Listing -
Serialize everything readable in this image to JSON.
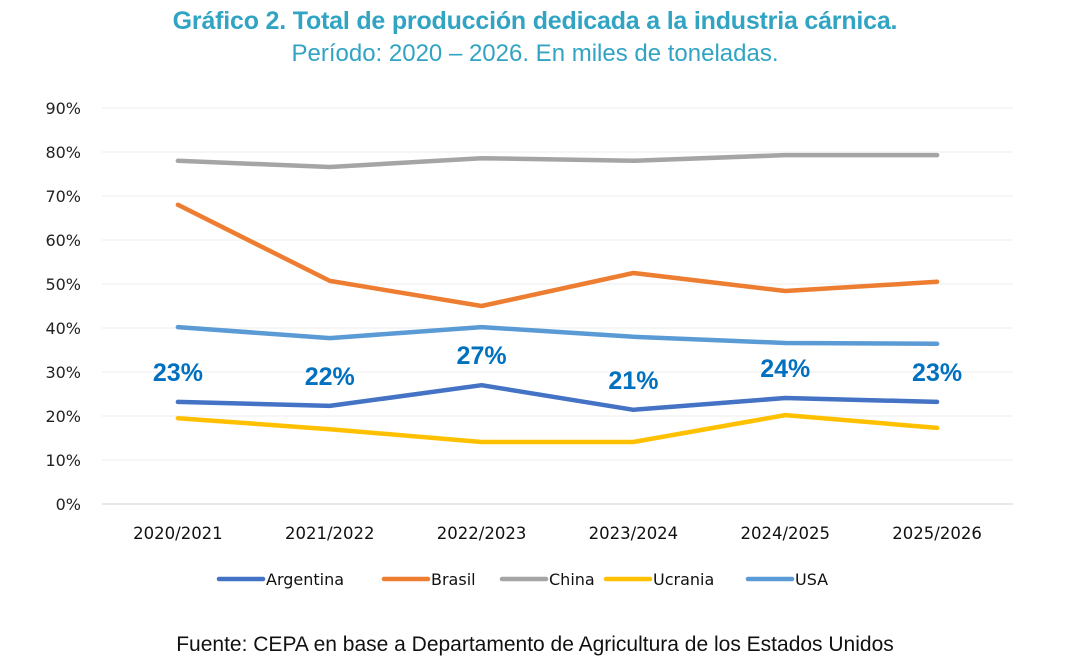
{
  "chart_data": {
    "type": "line",
    "title": "Gráfico 2. Total de producción dedicada a la industria cárnica.",
    "subtitle": "Período: 2020 – 2026. En miles de toneladas.",
    "xlabel": "",
    "ylabel": "",
    "categories": [
      "2020/2021",
      "2021/2022",
      "2022/2023",
      "2023/2024",
      "2024/2025",
      "2025/2026"
    ],
    "ylim": [
      0,
      90
    ],
    "yticks": [
      0,
      10,
      20,
      30,
      40,
      50,
      60,
      70,
      80,
      90
    ],
    "ytick_labels": [
      "0%",
      "10%",
      "20%",
      "30%",
      "40%",
      "50%",
      "60%",
      "70%",
      "80%",
      "90%"
    ],
    "grid": true,
    "legend_position": "bottom",
    "series": [
      {
        "name": "Argentina",
        "color": "#4472C4",
        "values": [
          23.2,
          22.3,
          27.0,
          21.4,
          24.1,
          23.2
        ]
      },
      {
        "name": "Brasil",
        "color": "#ED7D31",
        "values": [
          68.0,
          50.7,
          45.0,
          52.5,
          48.4,
          50.5
        ]
      },
      {
        "name": "China",
        "color": "#A5A5A5",
        "values": [
          78.0,
          76.6,
          78.6,
          78.0,
          79.3,
          79.3
        ]
      },
      {
        "name": "Ucrania",
        "color": "#FFC000",
        "values": [
          19.5,
          17.0,
          14.1,
          14.1,
          20.2,
          17.3
        ]
      },
      {
        "name": "USA",
        "color": "#5B9BD5",
        "values": [
          40.2,
          37.7,
          40.2,
          38.0,
          36.6,
          36.4
        ]
      }
    ],
    "data_labels": {
      "series": "Argentina",
      "color": "#0070C0",
      "labels": [
        "23%",
        "22%",
        "27%",
        "21%",
        "24%",
        "23%"
      ]
    },
    "source": "Fuente: CEPA en base a Departamento de Agricultura de los Estados Unidos"
  }
}
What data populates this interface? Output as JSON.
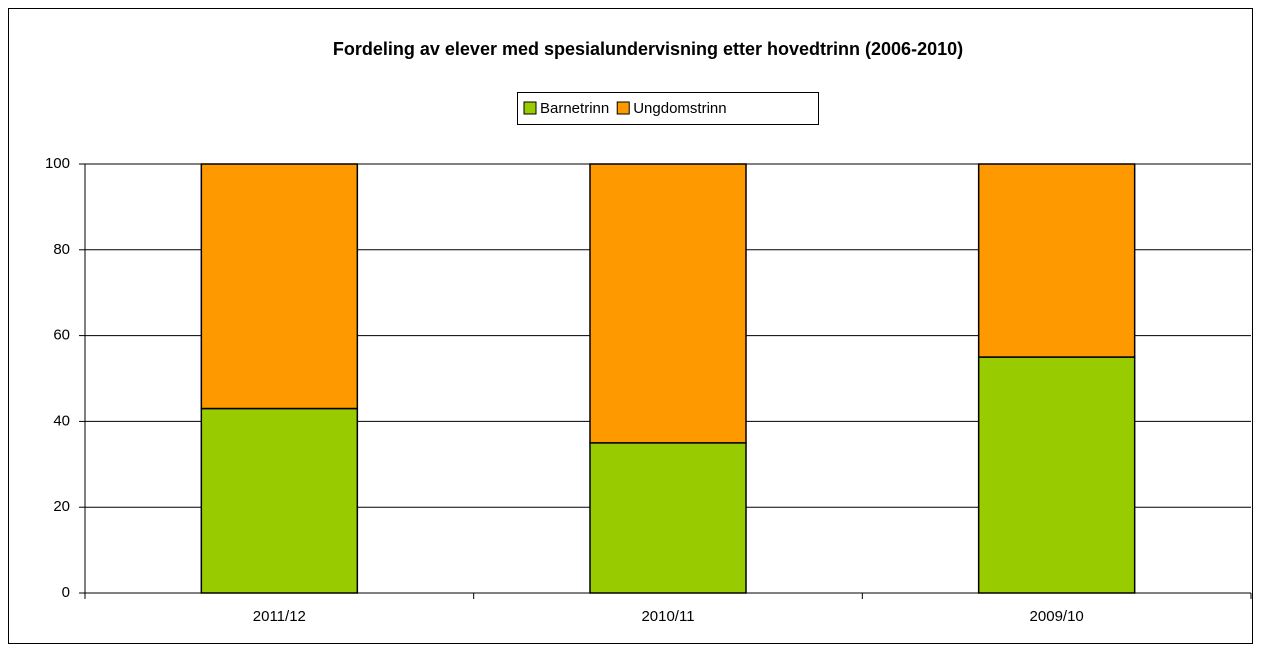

Job -
Which lines hold the word "JSON"? Copy every one of them.

Problem solution -
Serialize everything readable in this image to JSON.
What data populates this interface? Output as JSON.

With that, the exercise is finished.